● What you need to do: In the material below, the lines containing the word "diferentes" are required; copy each of them.
::: Given data :::
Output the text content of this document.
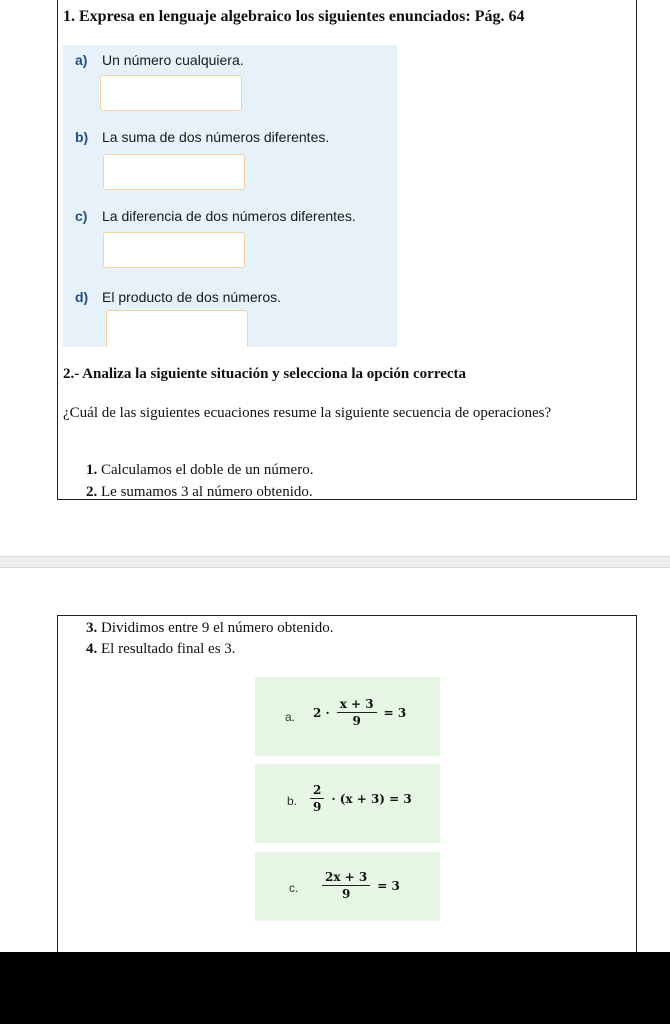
1. Expresa en lenguaje algebraico los siguientes enunciados: Pág. 64
a) Un número cualquiera.
b) La suma de dos números diferentes.
c) La diferencia de dos números diferentes.
d) El producto de dos números.
2.- Analiza la siguiente situación y selecciona la opción correcta
¿Cuál de las siguientes ecuaciones resume la siguiente secuencia de operaciones?
1. Calculamos el doble de un número.
2. Le sumamos 3 al número obtenido.
3. Dividimos entre 9 el número obtenido.
4. El resultado final es 3.
a. $2 \cdot \frac{x + 3}{9} = 3$
b. $\frac{2}{9} \cdot (x + 3) = 3$
c. $\frac{2x + 3}{9} = 3$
:::
● Reply:
b) La suma de dos números diferentes.
c) La diferencia de dos números diferentes.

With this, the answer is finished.